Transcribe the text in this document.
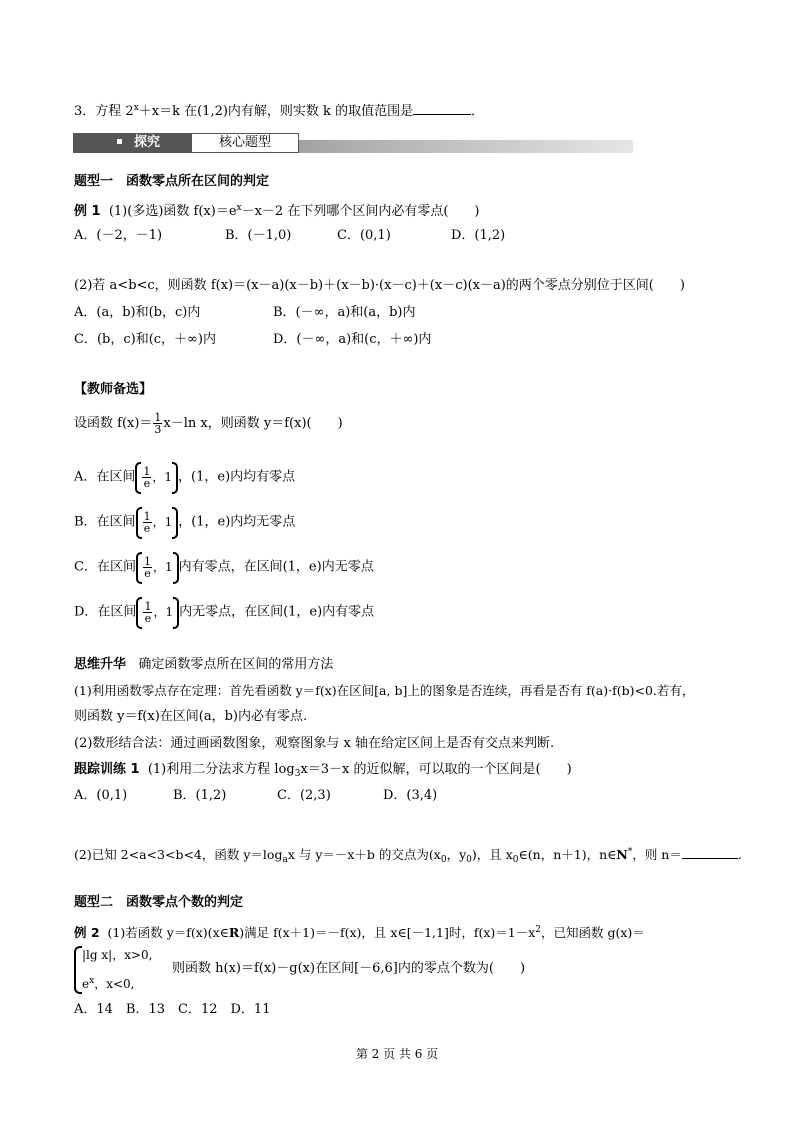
3．方程 $2^x+x=k$ 在(1,2)内有解，则实数 k 的取值范围是	．
探究	核心题型
题型一　函数零点所在区间的判定
例 1 (1)(多选)函数 $f(x)=e^x-x-2$ 在下列哪个区间内必有零点(　　)
A．(－2，－1)	B．(－1,0)	C．(0,1)	D．(1,2)
(2)若 a<b<c，则函数 f(x)＝(x－a)(x－b)＋(x－b)·(x－c)＋(x－c)(x－a)的两个零点分别位于区间(　　)
A．(a，b)和(b，c)内	B．(－∞，a)和(a，b)内
C．(b，c)和(c，＋∞)内	D．(－∞，a)和(c，＋∞)内
【教师备选】
设函数 $f(x)= \frac{1}{3} x-\ln$ x，则函数 y＝f(x)(　　)
A．在区间 $\frac{1}{e}$ ，1 ，(1，e)内均有零点
B．在区间 $\frac{1}{e}$ ，1 ，(1，e)内均无零点
C．在区间 $\frac{1}{e}$ ，1 内有零点，在区间(1，e)内无零点
D．在区间 $\frac{1}{e}$ ，1 内无零点，在区间(1，e)内有零点
思维升华 确定函数零点所在区间的常用方法
(1)利用函数零点存在定理：首先看函数 y＝f(x)在区间[a, b]上的图象是否连续，再看是否有 f(a)·f(b)<0.若有，
则函数 y＝f(x)在区间(a，b)内必有零点.
(2)数形结合法：通过画函数图象，观察图象与 x 轴在给定区间上是否有交点来判断.
跟踪训练 1 (1)利用二分法求方程 $\log_3x=3-x$ 的近似解，可以取的一个区间是(　　)
A．(0,1)	B．(1,2)	C．(2,3)	D．(3,4)
(2)已知 2<a<3<b<4，函数 $y=\log_ax$ 与 y＝－x＋b 的交点为($x_0$，$y_0$)，且 $x_0\in(n$，n＋1)，n∈N*，则 n＝	.
题型二　函数零点个数的判定
例 2 (1)若函数 y＝f(x)(x∈R)满足 f(x＋1)＝－f(x)，且 x∈[－1,1]时，$f(x)=1-x^2$，已知函数 g(x)＝
|lg x|，x>0,
$e^x$，x<0,
则函数 h(x)＝f(x)－g(x)在区间[－6,6]内的零点个数为(　　)
A．14　B．13　C．12　D．11
第 2 页 共 6 页
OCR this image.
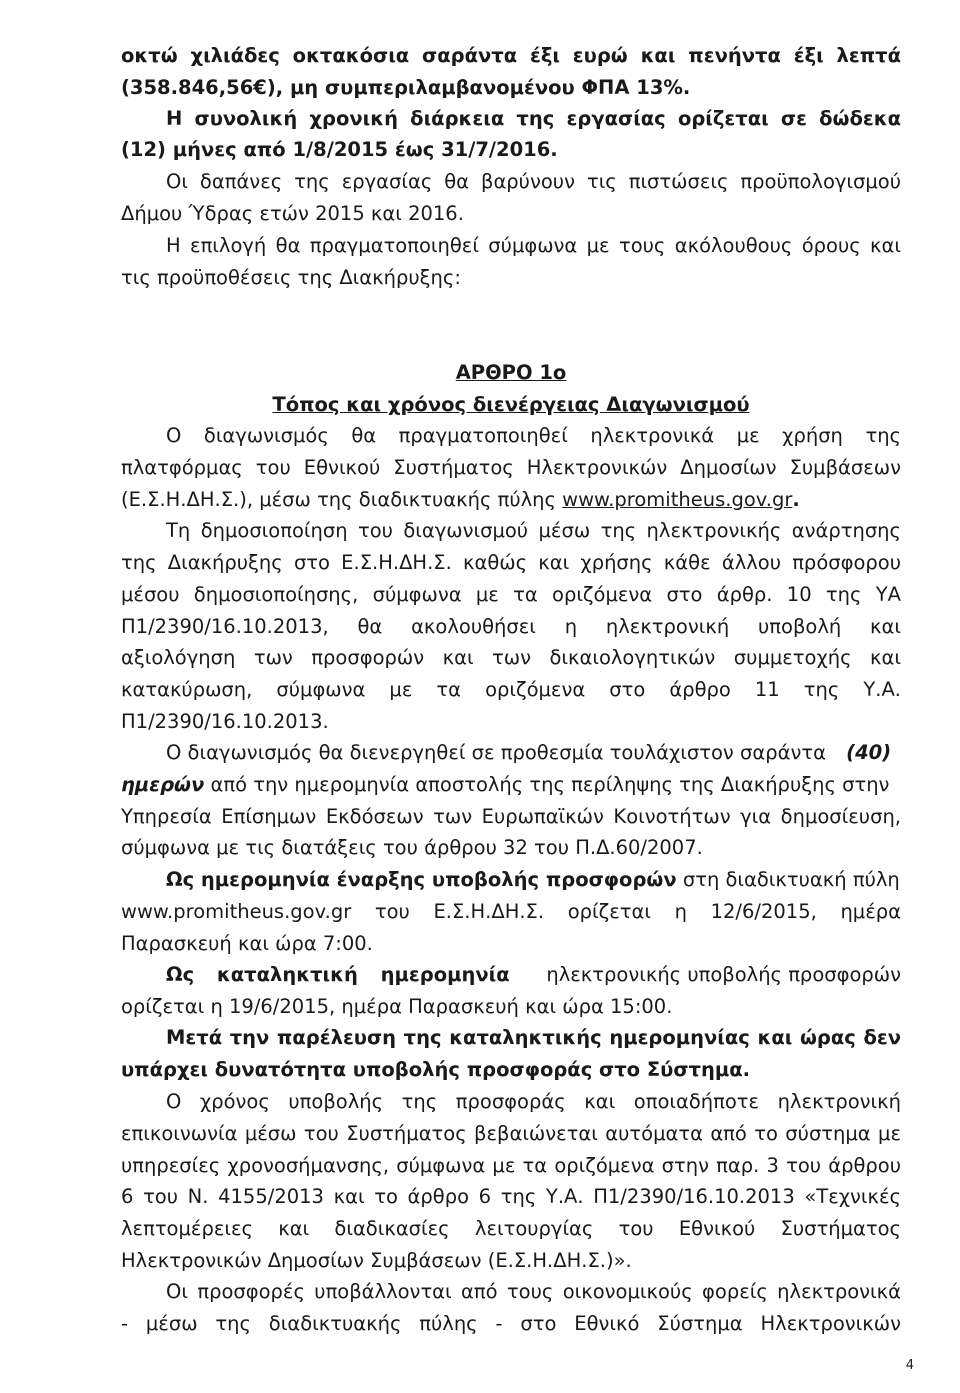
οκτώ χιλιάδες οκτακόσια σαράντα έξι ευρώ και πενήντα έξι λεπτά
(358.846,56€), μη συμπεριλαμβανομένου ΦΠΑ 13%.
Η συνολική χρονική διάρκεια της εργασίας ορίζεται σε δώδεκα
(12) μήνες από 1/8/2015 έως 31/7/2016.
Οι δαπάνες της εργασίας θα βαρύνουν τις πιστώσεις προϋπολογισμού
Δήμου Ύδρας ετών 2015 και 2016.
Η επιλογή θα πραγματοποιηθεί σύμφωνα με τους ακόλουθους όρους και
τις προϋποθέσεις της Διακήρυξης:
ΑΡΘΡΟ 1ο
Τόπος και χρόνος διενέργειας Διαγωνισμού
Ο διαγωνισμός θα πραγματοποιηθεί ηλεκτρονικά με χρήση της
πλατφόρμας του Εθνικού Συστήματος Ηλεκτρονικών Δημοσίων Συμβάσεων
(Ε.Σ.Η.ΔΗ.Σ.), μέσω της διαδικτυακής πύλης www.promitheus.gov.gr.
Τη δημοσιοποίηση του διαγωνισμού μέσω της ηλεκτρονικής ανάρτησης
της Διακήρυξης στο Ε.Σ.Η.ΔΗ.Σ. καθώς και χρήσης κάθε άλλου πρόσφορου
μέσου δημοσιοποίησης, σύμφωνα με τα οριζόμενα στο άρθρ. 10 της ΥΑ
Π1/2390/16.10.2013, θα ακολουθήσει η ηλεκτρονική υποβολή και
αξιολόγηση των προσφορών και των δικαιολογητικών συμμετοχής και
κατακύρωση, σύμφωνα με τα οριζόμενα στο άρθρο 11 της Υ.Α.
Π1/2390/16.10.2013.
Ο διαγωνισμός θα διενεργηθεί σε προθεσμία τουλάχιστον σαράντα (40)
ημερών από την ημερομηνία αποστολής της περίληψης της Διακήρυξης στην
Υπηρεσία Επίσημων Εκδόσεων των Ευρωπαϊκών Κοινοτήτων για δημοσίευση,
σύμφωνα με τις διατάξεις του άρθρου 32 του Π.Δ.60/2007.
Ως ημερομηνία έναρξης υποβολής προσφορών στη διαδικτυακή πύλη
www.promitheus.gov.gr του Ε.Σ.Η.ΔΗ.Σ. ορίζεται η 12/6/2015, ημέρα
Παρασκευή και ώρα 7:00.
Ως καταληκτική ημερομηνία ηλεκτρονικής υποβολής προσφορών
ορίζεται η 19/6/2015, ημέρα Παρασκευή και ώρα 15:00.
Μετά την παρέλευση της καταληκτικής ημερομηνίας και ώρας δεν
υπάρχει δυνατότητα υποβολής προσφοράς στο Σύστημα.
Ο χρόνος υποβολής της προσφοράς και οποιαδήποτε ηλεκτρονική
επικοινωνία μέσω του Συστήματος βεβαιώνεται αυτόματα από το σύστημα με
υπηρεσίες χρονοσήμανσης, σύμφωνα με τα οριζόμενα στην παρ. 3 του άρθρου
6 του Ν. 4155/2013 και το άρθρο 6 της Υ.Α. Π1/2390/16.10.2013 «Τεχνικές
λεπτομέρειες και διαδικασίες λειτουργίας του Εθνικού Συστήματος
Ηλεκτρονικών Δημοσίων Συμβάσεων (Ε.Σ.Η.ΔΗ.Σ.)».
Οι προσφορές υποβάλλονται από τους οικονομικούς φορείς ηλεκτρονικά
- μέσω της διαδικτυακής πύλης - στο Εθνικό Σύστημα Ηλεκτρονικών
4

**Given problem:** Without the pictures, restate each entry exactly.

**Expected answer:**
Transcribe the text in this document.
3．方程 $2^x+x=k$ 在(1,2)内有解，则实数 k 的取值范围是	．
探究	核心题型
题型一　函数零点所在区间的判定
例 1 (1)(多选)函数 $f(x)=e^x-x-2$ 在下列哪个区间内必有零点(　　)
A．(－2，－1)	B．(－1,0)	C．(0,1)	D．(1,2)
(2)若 a<b<c，则函数 f(x)＝(x－a)(x－b)＋(x－b)·(x－c)＋(x－c)(x－a)的两个零点分别位于区间(　　)
A．(a，b)和(b，c)内	B．(－∞，a)和(a，b)内
C．(b，c)和(c，＋∞)内	D．(－∞，a)和(c，＋∞)内
【教师备选】
设函数 $f(x)= \frac{1}{3} x-\ln$ x，则函数 y＝f(x)(　　)
A．在区间 $\frac{1}{e}$ ，1 ，(1，e)内均有零点
B．在区间 $\frac{1}{e}$ ，1 ，(1，e)内均无零点
C．在区间 $\frac{1}{e}$ ，1 内有零点，在区间(1，e)内无零点
D．在区间 $\frac{1}{e}$ ，1 内无零点，在区间(1，e)内有零点
思维升华 确定函数零点所在区间的常用方法
(1)利用函数零点存在定理：首先看函数 y＝f(x)在区间[a, b]上的图象是否连续，再看是否有 f(a)·f(b)<0.若有，
则函数 y＝f(x)在区间(a，b)内必有零点.
(2)数形结合法：通过画函数图象，观察图象与 x 轴在给定区间上是否有交点来判断.
跟踪训练 1 (1)利用二分法求方程 $\log_3x=3-x$ 的近似解，可以取的一个区间是(　　)
A．(0,1)	B．(1,2)	C．(2,3)	D．(3,4)
(2)已知 2<a<3<b<4，函数 $y=\log_ax$ 与 y＝－x＋b 的交点为($x_0$，$y_0$)，且 $x_0\in(n$，n＋1)，n∈N*，则 n＝	.
题型二　函数零点个数的判定
例 2 (1)若函数 y＝f(x)(x∈R)满足 f(x＋1)＝－f(x)，且 x∈[－1,1]时，$f(x)=1-x^2$，已知函数 g(x)＝
|lg x|，x>0,
$e^x$，x<0,
则函数 h(x)＝f(x)－g(x)在区间[－6,6]内的零点个数为(　　)
A．14　B．13　C．12　D．11
第 2 页 共 6 页
OCR this image.
οκτώ χιλιάδες οκτακόσια σαράντα έξι ευρώ και πενήντα έξι λεπτά
(358.846,56€), μη συμπεριλαμβανομένου ΦΠΑ 13%.
Η συνολική χρονική διάρκεια της εργασίας ορίζεται σε δώδεκα
(12) μήνες από 1/8/2015 έως 31/7/2016.
Οι δαπάνες της εργασίας θα βαρύνουν τις πιστώσεις προϋπολογισμού
Δήμου Ύδρας ετών 2015 και 2016.
Η επιλογή θα πραγματοποιηθεί σύμφωνα με τους ακόλουθους όρους και
τις προϋποθέσεις της Διακήρυξης:
ΑΡΘΡΟ 1ο
Τόπος και χρόνος διενέργειας Διαγωνισμού
Ο διαγωνισμός θα πραγματοποιηθεί ηλεκτρονικά με χρήση της
πλατφόρμας του Εθνικού Συστήματος Ηλεκτρονικών Δημοσίων Συμβάσεων
(Ε.Σ.Η.ΔΗ.Σ.), μέσω της διαδικτυακής πύλης www.promitheus.gov.gr.
Τη δημοσιοποίηση του διαγωνισμού μέσω της ηλεκτρονικής ανάρτησης
της Διακήρυξης στο Ε.Σ.Η.ΔΗ.Σ. καθώς και χρήσης κάθε άλλου πρόσφορου
μέσου δημοσιοποίησης, σύμφωνα με τα οριζόμενα στο άρθρ. 10 της ΥΑ
Π1/2390/16.10.2013, θα ακολουθήσει η ηλεκτρονική υποβολή και
αξιολόγηση των προσφορών και των δικαιολογητικών συμμετοχής και
κατακύρωση, σύμφωνα με τα οριζόμενα στο άρθρο 11 της Υ.Α.
Π1/2390/16.10.2013.
Ο διαγωνισμός θα διενεργηθεί σε προθεσμία τουλάχιστον σαράντα (40)
ημερών από την ημερομηνία αποστολής της περίληψης της Διακήρυξης στην
Υπηρεσία Επίσημων Εκδόσεων των Ευρωπαϊκών Κοινοτήτων για δημοσίευση,
σύμφωνα με τις διατάξεις του άρθρου 32 του Π.Δ.60/2007.
Ως ημερομηνία έναρξης υποβολής προσφορών στη διαδικτυακή πύλη
www.promitheus.gov.gr του Ε.Σ.Η.ΔΗ.Σ. ορίζεται η 12/6/2015, ημέρα
Παρασκευή και ώρα 7:00.
Ως καταληκτική ημερομηνία ηλεκτρονικής υποβολής προσφορών
ορίζεται η 19/6/2015, ημέρα Παρασκευή και ώρα 15:00.
Μετά την παρέλευση της καταληκτικής ημερομηνίας και ώρας δεν
υπάρχει δυνατότητα υποβολής προσφοράς στο Σύστημα.
Ο χρόνος υποβολής της προσφοράς και οποιαδήποτε ηλεκτρονική
επικοινωνία μέσω του Συστήματος βεβαιώνεται αυτόματα από το σύστημα με
υπηρεσίες χρονοσήμανσης, σύμφωνα με τα οριζόμενα στην παρ. 3 του άρθρου
6 του Ν. 4155/2013 και το άρθρο 6 της Υ.Α. Π1/2390/16.10.2013 «Τεχνικές
λεπτομέρειες και διαδικασίες λειτουργίας του Εθνικού Συστήματος
Ηλεκτρονικών Δημοσίων Συμβάσεων (Ε.Σ.Η.ΔΗ.Σ.)».
Οι προσφορές υποβάλλονται από τους οικονομικούς φορείς ηλεκτρονικά
- μέσω της διαδικτυακής πύλης - στο Εθνικό Σύστημα Ηλεκτρονικών
4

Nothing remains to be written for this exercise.